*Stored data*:
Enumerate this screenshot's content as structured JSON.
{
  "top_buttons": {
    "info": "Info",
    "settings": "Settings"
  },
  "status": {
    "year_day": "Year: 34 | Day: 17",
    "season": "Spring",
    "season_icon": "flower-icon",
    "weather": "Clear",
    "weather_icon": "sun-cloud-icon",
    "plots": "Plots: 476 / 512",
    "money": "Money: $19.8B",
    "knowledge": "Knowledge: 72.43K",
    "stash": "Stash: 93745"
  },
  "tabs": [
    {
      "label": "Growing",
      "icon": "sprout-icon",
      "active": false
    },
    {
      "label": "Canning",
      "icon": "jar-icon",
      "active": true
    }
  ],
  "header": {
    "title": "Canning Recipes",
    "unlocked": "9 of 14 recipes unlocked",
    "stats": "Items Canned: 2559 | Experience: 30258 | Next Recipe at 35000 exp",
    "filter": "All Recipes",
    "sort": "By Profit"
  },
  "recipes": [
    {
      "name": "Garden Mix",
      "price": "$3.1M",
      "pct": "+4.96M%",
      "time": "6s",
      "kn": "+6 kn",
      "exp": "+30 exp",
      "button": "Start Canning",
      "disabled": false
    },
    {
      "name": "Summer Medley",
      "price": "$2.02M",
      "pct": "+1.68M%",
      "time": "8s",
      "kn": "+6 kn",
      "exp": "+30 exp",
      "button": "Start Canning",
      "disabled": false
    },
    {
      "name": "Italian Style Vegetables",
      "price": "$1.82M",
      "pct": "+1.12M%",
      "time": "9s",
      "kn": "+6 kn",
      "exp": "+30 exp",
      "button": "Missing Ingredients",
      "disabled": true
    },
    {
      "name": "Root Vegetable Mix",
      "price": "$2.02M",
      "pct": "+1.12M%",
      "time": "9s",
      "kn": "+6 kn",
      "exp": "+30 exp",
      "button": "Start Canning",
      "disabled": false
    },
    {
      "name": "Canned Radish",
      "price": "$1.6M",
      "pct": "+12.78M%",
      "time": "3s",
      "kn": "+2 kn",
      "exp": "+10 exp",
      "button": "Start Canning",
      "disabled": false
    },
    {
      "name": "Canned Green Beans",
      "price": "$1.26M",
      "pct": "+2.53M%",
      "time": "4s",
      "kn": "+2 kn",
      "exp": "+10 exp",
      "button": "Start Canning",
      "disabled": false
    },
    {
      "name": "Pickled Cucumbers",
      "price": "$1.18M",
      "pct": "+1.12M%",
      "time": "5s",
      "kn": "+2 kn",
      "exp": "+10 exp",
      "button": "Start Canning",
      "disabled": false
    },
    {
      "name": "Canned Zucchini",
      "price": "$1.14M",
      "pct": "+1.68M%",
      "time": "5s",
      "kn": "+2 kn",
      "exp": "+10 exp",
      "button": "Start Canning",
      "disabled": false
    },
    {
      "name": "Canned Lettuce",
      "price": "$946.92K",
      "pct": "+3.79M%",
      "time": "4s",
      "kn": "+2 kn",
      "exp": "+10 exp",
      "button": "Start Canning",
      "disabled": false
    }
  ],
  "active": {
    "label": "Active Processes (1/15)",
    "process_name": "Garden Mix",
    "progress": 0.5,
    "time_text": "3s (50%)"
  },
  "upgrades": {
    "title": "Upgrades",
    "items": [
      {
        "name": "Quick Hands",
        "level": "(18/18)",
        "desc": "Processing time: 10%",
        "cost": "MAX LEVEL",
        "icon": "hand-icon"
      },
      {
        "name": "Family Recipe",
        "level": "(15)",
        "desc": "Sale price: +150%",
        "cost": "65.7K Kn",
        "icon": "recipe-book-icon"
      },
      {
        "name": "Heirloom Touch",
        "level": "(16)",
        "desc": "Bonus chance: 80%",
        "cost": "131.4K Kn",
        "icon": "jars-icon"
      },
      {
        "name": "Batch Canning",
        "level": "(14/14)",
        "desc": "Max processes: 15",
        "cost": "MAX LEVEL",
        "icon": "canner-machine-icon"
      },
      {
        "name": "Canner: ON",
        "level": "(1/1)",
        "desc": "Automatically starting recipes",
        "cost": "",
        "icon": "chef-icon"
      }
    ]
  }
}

*Set task*: Output the records verbatim, from the first line to the last.

*Solution to the problem*:
Enumerate this screenshot's content as structured JSON.
{
  "top_buttons": {
    "info": "Info",
    "settings": "Settings"
  },
  "status": {
    "year_day": "Year: 34 | Day: 17",
    "season": "Spring",
    "season_icon": "flower-icon",
    "weather": "Clear",
    "weather_icon": "sun-cloud-icon",
    "plots": "Plots: 476 / 512",
    "money": "Money: $19.8B",
    "knowledge": "Knowledge: 72.43K",
    "stash": "Stash: 93745"
  },
  "tabs": [
    {
      "label": "Growing",
      "icon": "sprout-icon",
      "active": false
    },
    {
      "label": "Canning",
      "icon": "jar-icon",
      "active": true
    }
  ],
  "header": {
    "title": "Canning Recipes",
    "unlocked": "9 of 14 recipes unlocked",
    "stats": "Items Canned: 2559 | Experience: 30258 | Next Recipe at 35000 exp",
    "filter": "All Recipes",
    "sort": "By Profit"
  },
  "recipes": [
    {
      "name": "Garden Mix",
      "price": "$3.1M",
      "pct": "+4.96M%",
      "time": "6s",
      "kn": "+6 kn",
      "exp": "+30 exp",
      "button": "Start Canning",
      "disabled": false
    },
    {
      "name": "Summer Medley",
      "price": "$2.02M",
      "pct": "+1.68M%",
      "time": "8s",
      "kn": "+6 kn",
      "exp": "+30 exp",
      "button": "Start Canning",
      "disabled": false
    },
    {
      "name": "Italian Style Vegetables",
      "price": "$1.82M",
      "pct": "+1.12M%",
      "time": "9s",
      "kn": "+6 kn",
      "exp": "+30 exp",
      "button": "Missing Ingredients",
      "disabled": true
    },
    {
      "name": "Root Vegetable Mix",
      "price": "$2.02M",
      "pct": "+1.12M%",
      "time": "9s",
      "kn": "+6 kn",
      "exp": "+30 exp",
      "button": "Start Canning",
      "disabled": false
    },
    {
      "name": "Canned Radish",
      "price": "$1.6M",
      "pct": "+12.78M%",
      "time": "3s",
      "kn": "+2 kn",
      "exp": "+10 exp",
      "button": "Start Canning",
      "disabled": false
    },
    {
      "name": "Canned Green Beans",
      "price": "$1.26M",
      "pct": "+2.53M%",
      "time": "4s",
      "kn": "+2 kn",
      "exp": "+10 exp",
      "button": "Start Canning",
      "disabled": false
    },
    {
      "name": "Pickled Cucumbers",
      "price": "$1.18M",
      "pct": "+1.12M%",
      "time": "5s",
      "kn": "+2 kn",
      "exp": "+10 exp",
      "button": "Start Canning",
      "disabled": false
    },
    {
      "name": "Canned Zucchini",
      "price": "$1.14M",
      "pct": "+1.68M%",
      "time": "5s",
      "kn": "+2 kn",
      "exp": "+10 exp",
      "button": "Start Canning",
      "disabled": false
    },
    {
      "name": "Canned Lettuce",
      "price": "$946.92K",
      "pct": "+3.79M%",
      "time": "4s",
      "kn": "+2 kn",
      "exp": "+10 exp",
      "button": "Start Canning",
      "disabled": false
    }
  ],
  "active": {
    "label": "Active Processes (1/15)",
    "process_name": "Garden Mix",
    "progress": 0.5,
    "time_text": "3s (50%)"
  },
  "upgrades": {
    "title": "Upgrades",
    "items": [
      {
        "name": "Quick Hands",
        "level": "(18/18)",
        "desc": "Processing time: 10%",
        "cost": "MAX LEVEL",
        "icon": "hand-icon"
      },
      {
        "name": "Family Recipe",
        "level": "(15)",
        "desc": "Sale price: +150%",
        "cost": "65.7K Kn",
        "icon": "recipe-book-icon"
      },
      {
        "name": "Heirloom Touch",
        "level": "(16)",
        "desc": "Bonus chance: 80%",
        "cost": "131.4K Kn",
        "icon": "jars-icon"
      },
      {
        "name": "Batch Canning",
        "level": "(14/14)",
        "desc": "Max processes: 15",
        "cost": "MAX LEVEL",
        "icon": "canner-machine-icon"
      },
      {
        "name": "Canner: ON",
        "level": "(1/1)",
        "desc": "Automatically starting recipes",
        "cost": "",
        "icon": "chef-icon"
      }
    ]
  }
}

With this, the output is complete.